**** DATA SUPPLIED ****

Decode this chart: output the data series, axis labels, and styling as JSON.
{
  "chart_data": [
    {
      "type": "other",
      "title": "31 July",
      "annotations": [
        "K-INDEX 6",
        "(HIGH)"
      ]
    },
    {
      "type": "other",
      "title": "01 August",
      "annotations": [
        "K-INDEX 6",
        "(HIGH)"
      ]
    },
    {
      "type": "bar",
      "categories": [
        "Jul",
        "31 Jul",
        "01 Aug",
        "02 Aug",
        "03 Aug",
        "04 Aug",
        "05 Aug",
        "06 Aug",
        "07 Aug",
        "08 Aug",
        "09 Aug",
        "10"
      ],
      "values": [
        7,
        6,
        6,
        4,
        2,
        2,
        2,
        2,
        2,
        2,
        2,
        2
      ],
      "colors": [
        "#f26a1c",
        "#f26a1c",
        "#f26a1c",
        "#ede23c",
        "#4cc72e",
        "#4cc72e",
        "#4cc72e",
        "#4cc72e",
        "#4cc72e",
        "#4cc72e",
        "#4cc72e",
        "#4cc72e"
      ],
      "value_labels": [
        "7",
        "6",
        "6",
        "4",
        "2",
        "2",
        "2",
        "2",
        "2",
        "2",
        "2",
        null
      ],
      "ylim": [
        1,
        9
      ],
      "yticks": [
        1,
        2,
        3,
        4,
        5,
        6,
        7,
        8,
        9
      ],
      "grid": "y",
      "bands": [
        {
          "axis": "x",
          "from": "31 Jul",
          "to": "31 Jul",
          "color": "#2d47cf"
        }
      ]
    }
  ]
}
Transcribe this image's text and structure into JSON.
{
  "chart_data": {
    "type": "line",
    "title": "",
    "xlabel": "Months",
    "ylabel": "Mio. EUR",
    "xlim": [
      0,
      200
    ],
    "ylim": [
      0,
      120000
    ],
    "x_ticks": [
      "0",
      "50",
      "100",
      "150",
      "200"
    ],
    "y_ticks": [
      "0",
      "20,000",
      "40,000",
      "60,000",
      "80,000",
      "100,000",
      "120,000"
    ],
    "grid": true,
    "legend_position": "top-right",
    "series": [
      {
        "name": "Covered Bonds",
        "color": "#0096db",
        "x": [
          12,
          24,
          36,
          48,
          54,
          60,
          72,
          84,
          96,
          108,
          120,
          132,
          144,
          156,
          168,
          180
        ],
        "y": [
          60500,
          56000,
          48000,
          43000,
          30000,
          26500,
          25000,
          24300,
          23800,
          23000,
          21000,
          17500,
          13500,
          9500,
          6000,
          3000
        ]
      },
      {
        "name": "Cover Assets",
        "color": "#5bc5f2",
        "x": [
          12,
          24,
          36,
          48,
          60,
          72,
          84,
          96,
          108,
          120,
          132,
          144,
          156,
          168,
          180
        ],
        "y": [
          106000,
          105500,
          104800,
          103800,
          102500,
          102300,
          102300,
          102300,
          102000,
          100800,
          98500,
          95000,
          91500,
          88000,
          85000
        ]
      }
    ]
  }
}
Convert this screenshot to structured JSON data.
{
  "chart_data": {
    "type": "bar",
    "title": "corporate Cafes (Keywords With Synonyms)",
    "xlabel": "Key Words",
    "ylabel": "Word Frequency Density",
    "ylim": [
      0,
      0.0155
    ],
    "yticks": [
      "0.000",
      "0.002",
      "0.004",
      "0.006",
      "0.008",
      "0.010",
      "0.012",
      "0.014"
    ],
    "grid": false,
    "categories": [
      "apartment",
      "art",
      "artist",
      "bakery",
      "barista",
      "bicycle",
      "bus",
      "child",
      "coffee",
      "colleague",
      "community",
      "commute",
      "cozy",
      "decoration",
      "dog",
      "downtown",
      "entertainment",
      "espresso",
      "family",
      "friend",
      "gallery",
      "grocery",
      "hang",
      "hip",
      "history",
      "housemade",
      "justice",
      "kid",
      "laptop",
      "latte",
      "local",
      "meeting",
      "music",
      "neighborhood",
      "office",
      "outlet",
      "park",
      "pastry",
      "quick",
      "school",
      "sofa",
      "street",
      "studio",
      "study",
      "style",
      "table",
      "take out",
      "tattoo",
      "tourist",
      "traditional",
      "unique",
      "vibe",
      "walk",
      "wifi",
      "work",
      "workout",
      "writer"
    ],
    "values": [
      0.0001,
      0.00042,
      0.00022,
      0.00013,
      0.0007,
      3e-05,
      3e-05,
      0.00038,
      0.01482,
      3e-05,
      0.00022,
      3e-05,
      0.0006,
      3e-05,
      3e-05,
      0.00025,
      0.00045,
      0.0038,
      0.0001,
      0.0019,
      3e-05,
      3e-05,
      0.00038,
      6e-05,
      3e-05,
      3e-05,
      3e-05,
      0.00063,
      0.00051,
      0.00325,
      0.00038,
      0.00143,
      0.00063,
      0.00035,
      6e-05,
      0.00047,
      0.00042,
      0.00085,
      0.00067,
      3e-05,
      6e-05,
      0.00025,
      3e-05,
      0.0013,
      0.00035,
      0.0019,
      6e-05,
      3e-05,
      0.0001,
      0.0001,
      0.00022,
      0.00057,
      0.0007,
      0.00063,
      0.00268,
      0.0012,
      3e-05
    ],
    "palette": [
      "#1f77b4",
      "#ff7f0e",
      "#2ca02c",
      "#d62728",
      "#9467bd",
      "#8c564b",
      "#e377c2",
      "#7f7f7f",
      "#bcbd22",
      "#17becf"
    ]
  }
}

****

# SHORT PROBLEM
Repeat the data above, word for word.

# ANSWER TO THE TASK
Decode this chart: output the data series, axis labels, and styling as JSON.
{
  "chart_data": [
    {
      "type": "other",
      "title": "31 July",
      "annotations": [
        "K-INDEX 6",
        "(HIGH)"
      ]
    },
    {
      "type": "other",
      "title": "01 August",
      "annotations": [
        "K-INDEX 6",
        "(HIGH)"
      ]
    },
    {
      "type": "bar",
      "categories": [
        "Jul",
        "31 Jul",
        "01 Aug",
        "02 Aug",
        "03 Aug",
        "04 Aug",
        "05 Aug",
        "06 Aug",
        "07 Aug",
        "08 Aug",
        "09 Aug",
        "10"
      ],
      "values": [
        7,
        6,
        6,
        4,
        2,
        2,
        2,
        2,
        2,
        2,
        2,
        2
      ],
      "colors": [
        "#f26a1c",
        "#f26a1c",
        "#f26a1c",
        "#ede23c",
        "#4cc72e",
        "#4cc72e",
        "#4cc72e",
        "#4cc72e",
        "#4cc72e",
        "#4cc72e",
        "#4cc72e",
        "#4cc72e"
      ],
      "value_labels": [
        "7",
        "6",
        "6",
        "4",
        "2",
        "2",
        "2",
        "2",
        "2",
        "2",
        "2",
        null
      ],
      "ylim": [
        1,
        9
      ],
      "yticks": [
        1,
        2,
        3,
        4,
        5,
        6,
        7,
        8,
        9
      ],
      "grid": "y",
      "bands": [
        {
          "axis": "x",
          "from": "31 Jul",
          "to": "31 Jul",
          "color": "#2d47cf"
        }
      ]
    }
  ]
}
Transcribe this image's text and structure into JSON.
{
  "chart_data": {
    "type": "line",
    "title": "",
    "xlabel": "Months",
    "ylabel": "Mio. EUR",
    "xlim": [
      0,
      200
    ],
    "ylim": [
      0,
      120000
    ],
    "x_ticks": [
      "0",
      "50",
      "100",
      "150",
      "200"
    ],
    "y_ticks": [
      "0",
      "20,000",
      "40,000",
      "60,000",
      "80,000",
      "100,000",
      "120,000"
    ],
    "grid": true,
    "legend_position": "top-right",
    "series": [
      {
        "name": "Covered Bonds",
        "color": "#0096db",
        "x": [
          12,
          24,
          36,
          48,
          54,
          60,
          72,
          84,
          96,
          108,
          120,
          132,
          144,
          156,
          168,
          180
        ],
        "y": [
          60500,
          56000,
          48000,
          43000,
          30000,
          26500,
          25000,
          24300,
          23800,
          23000,
          21000,
          17500,
          13500,
          9500,
          6000,
          3000
        ]
      },
      {
        "name": "Cover Assets",
        "color": "#5bc5f2",
        "x": [
          12,
          24,
          36,
          48,
          60,
          72,
          84,
          96,
          108,
          120,
          132,
          144,
          156,
          168,
          180
        ],
        "y": [
          106000,
          105500,
          104800,
          103800,
          102500,
          102300,
          102300,
          102300,
          102000,
          100800,
          98500,
          95000,
          91500,
          88000,
          85000
        ]
      }
    ]
  }
}
Convert this screenshot to structured JSON data.
{
  "chart_data": {
    "type": "bar",
    "title": "corporate Cafes (Keywords With Synonyms)",
    "xlabel": "Key Words",
    "ylabel": "Word Frequency Density",
    "ylim": [
      0,
      0.0155
    ],
    "yticks": [
      "0.000",
      "0.002",
      "0.004",
      "0.006",
      "0.008",
      "0.010",
      "0.012",
      "0.014"
    ],
    "grid": false,
    "categories": [
      "apartment",
      "art",
      "artist",
      "bakery",
      "barista",
      "bicycle",
      "bus",
      "child",
      "coffee",
      "colleague",
      "community",
      "commute",
      "cozy",
      "decoration",
      "dog",
      "downtown",
      "entertainment",
      "espresso",
      "family",
      "friend",
      "gallery",
      "grocery",
      "hang",
      "hip",
      "history",
      "housemade",
      "justice",
      "kid",
      "laptop",
      "latte",
      "local",
      "meeting",
      "music",
      "neighborhood",
      "office",
      "outlet",
      "park",
      "pastry",
      "quick",
      "school",
      "sofa",
      "street",
      "studio",
      "study",
      "style",
      "table",
      "take out",
      "tattoo",
      "tourist",
      "traditional",
      "unique",
      "vibe",
      "walk",
      "wifi",
      "work",
      "workout",
      "writer"
    ],
    "values": [
      0.0001,
      0.00042,
      0.00022,
      0.00013,
      0.0007,
      3e-05,
      3e-05,
      0.00038,
      0.01482,
      3e-05,
      0.00022,
      3e-05,
      0.0006,
      3e-05,
      3e-05,
      0.00025,
      0.00045,
      0.0038,
      0.0001,
      0.0019,
      3e-05,
      3e-05,
      0.00038,
      6e-05,
      3e-05,
      3e-05,
      3e-05,
      0.00063,
      0.00051,
      0.00325,
      0.00038,
      0.00143,
      0.00063,
      0.00035,
      6e-05,
      0.00047,
      0.00042,
      0.00085,
      0.00067,
      3e-05,
      6e-05,
      0.00025,
      3e-05,
      0.0013,
      0.00035,
      0.0019,
      6e-05,
      3e-05,
      0.0001,
      0.0001,
      0.00022,
      0.00057,
      0.0007,
      0.00063,
      0.00268,
      0.0012,
      3e-05
    ],
    "palette": [
      "#1f77b4",
      "#ff7f0e",
      "#2ca02c",
      "#d62728",
      "#9467bd",
      "#8c564b",
      "#e377c2",
      "#7f7f7f",
      "#bcbd22",
      "#17becf"
    ]
  }
}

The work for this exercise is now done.